▸ SHORT TASK
Copy out all the lines where "District" shows up.

▸ RECORDS FOR THE TASK
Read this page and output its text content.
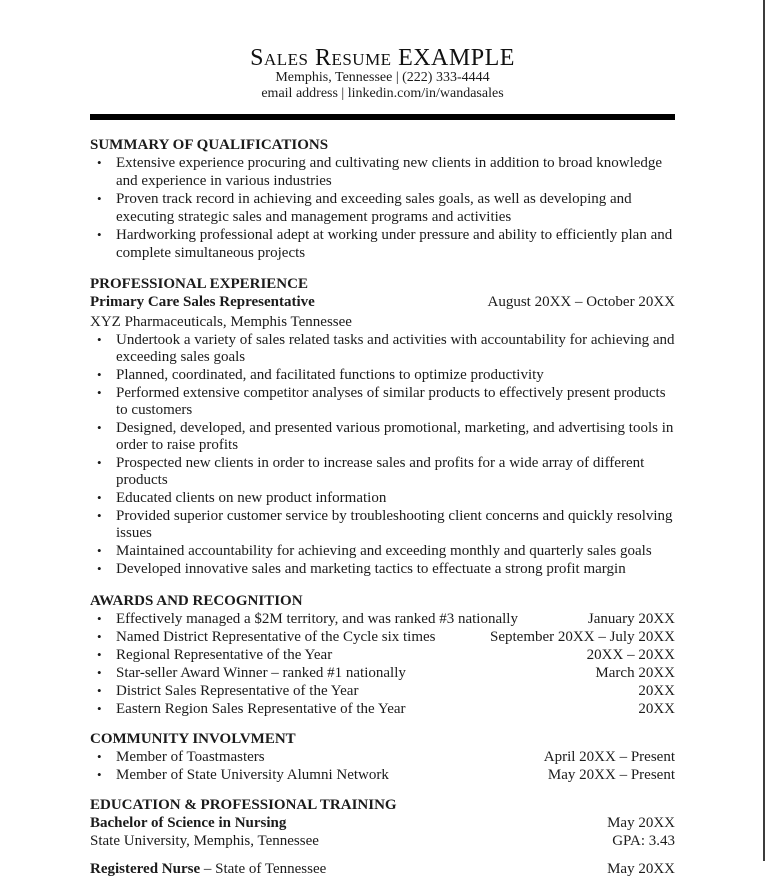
Sales Resume EXAMPLE
Memphis, Tennessee | (222) 333-4444
email address | linkedin.com/in/wandasales
SUMMARY OF QUALIFICATIONS
• Extensive experience procuring and cultivating new clients in addition to broad knowledge and experience in various industries
• Proven track record in achieving and exceeding sales goals, as well as developing and executing strategic sales and management programs and activities
• Hardworking professional adept at working under pressure and ability to efficiently plan and complete simultaneous projects
PROFESSIONAL EXPERIENCE
Primary Care Sales Representative	August 20XX – October 20XX
XYZ Pharmaceuticals, Memphis Tennessee
• Undertook a variety of sales related tasks and activities with accountability for achieving and exceeding sales goals
• Planned, coordinated, and facilitated functions to optimize productivity
• Performed extensive competitor analyses of similar products to effectively present products to customers
• Designed, developed, and presented various promotional, marketing, and advertising tools in order to raise profits
• Prospected new clients in order to increase sales and profits for a wide array of different products
• Educated clients on new product information
• Provided superior customer service by troubleshooting client concerns and quickly resolving issues
• Maintained accountability for achieving and exceeding monthly and quarterly sales goals
• Developed innovative sales and marketing tactics to effectuate a strong profit margin
AWARDS AND RECOGNITION
• Effectively managed a $2M territory, and was ranked #3 nationally	January 20XX
• Named District Representative of the Cycle six times	September 20XX – July 20XX
• Regional Representative of the Year	20XX – 20XX
• Star-seller Award Winner – ranked #1 nationally	March 20XX
• District Sales Representative of the Year	20XX
• Eastern Region Sales Representative of the Year	20XX
COMMUNITY INVOLVMENT
• Member of Toastmasters	April 20XX – Present
• Member of State University Alumni Network	May 20XX – Present
EDUCATION & PROFESSIONAL TRAINING
Bachelor of Science in Nursing	May 20XX
State University, Memphis, Tennessee	GPA: 3.43
Registered Nurse – State of Tennessee	May 20XX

▸ TASK OUTPUT
• Named District Representative of the Cycle six times	September 20XX – July 20XX
• District Sales Representative of the Year	20XX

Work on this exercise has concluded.